◆ **Text shown**:

···

Mitchell v. Board of County Com'rs of Morgan County, 112 Colo. 582, 152 P.2d 601, 602, was an action brought by Mitchell against the State Highway Department of Colorado, and the Board of County Commissioners of Morgan County, to recover damages alleged to have been caused by the maintenance and operation of a certain highway and bridge in such a manner as to cause a creek to overflow on plaintiff's property. The Supreme Court of Colorado again held that Section 15 of Article II was not a consent by the State to be sued on its liability for compensation for property taken or injured for public use. It also held that the authority given by Section 111 of C. 143, supra, was not a consent by the State to be sued for such liability. The court said:

"Clearly the highway department is nothing more than an agency of the state and as to actions against it stands in the state's shoes. No permission has ever been granted to sue it."

State Highway Department v. Dawson, Colo., 253 P.2d 593, does not, in our opinion, overrule the doctrine of the Mitchell and Postal Telegraph Company cases. In the Dawson case the action was to recover from the State Highway Department the agreed price for gravel taken from the land of the plaintiff under an option to buy such gravel. The highway project had been approved and funds allotted and earmarked therefor, including the cost of the gravel. It was an action to compel the disbursement, in discharge of an accrued contract obligatory, of funds provided, allocated and earmarked for that purpose. Because of those facts, the court distinguished that case from the Mitchell case.

Likewise, we do not think Boxberger v. State Highway Department, Colo., 250 P.2d 1007, 1008, overrules the Mitchell and Postal Telegraph Company cases. There, the State Highway Department had obtained a deed, without payment of any consideration, to certain access right to and from a portion of Boxberger's farm which bordered on a state highway. The action was to cancel the deed on the ground of false and fraudulent representations made by the State Highway Department to Boxberger as an inducement for the making of the deed. It clearly was not a suit to enforce liability for compensation for property taken or damaged for public use.

In the Boxberger case the court said:
"This is not an action in tort, nor is it one to impose liability upon the state, nor for the recovery of money that would finally come from the funds of the state treasury, neither would any political or governmental power of the executive branch of the state government be invaded through the relief sought."

Accordingly, we conclude that the State of Colorado has not consented to be sued to enforce liability by way of compensation for property taken or damaged for public use by the State Department of Highways.

···

◆ **Supplied material**:
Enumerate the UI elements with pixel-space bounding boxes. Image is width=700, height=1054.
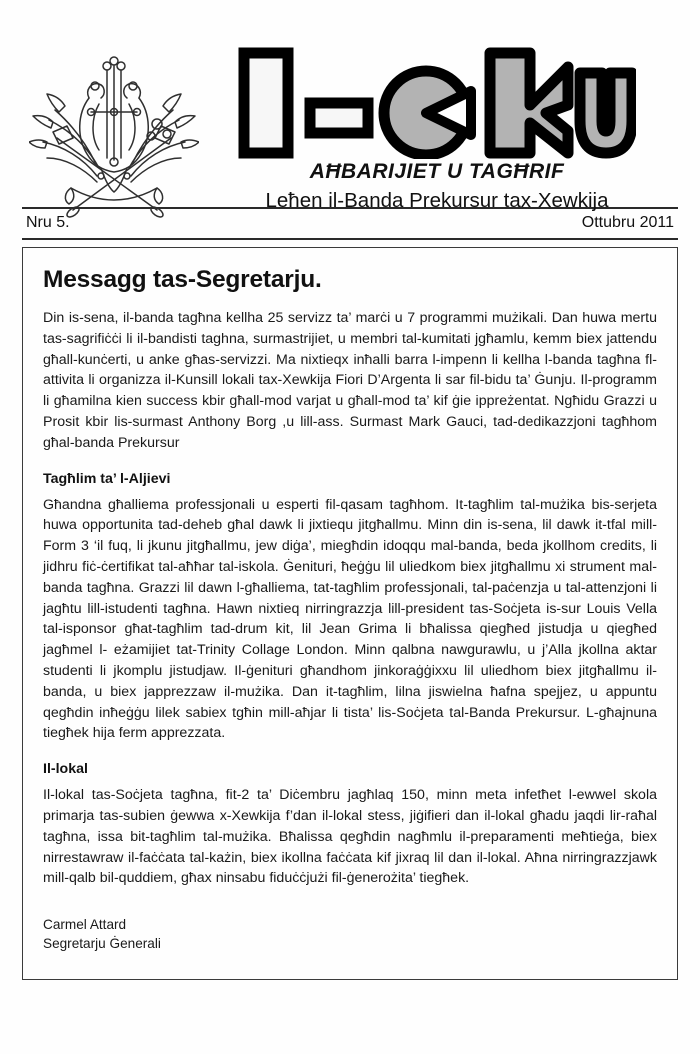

···

◆ **Task objective**: Please pull from the passage on suing the Colorado highway department the exact wording, starting with "Accordingly, we conclude" and going on through "Department of Highways.".

◆ **Result**:
Accordingly, we conclude that the State of Colorado has not consented to be sued to enforce liability by way of compensation for property taken or damaged for public use by the State Department of Highways.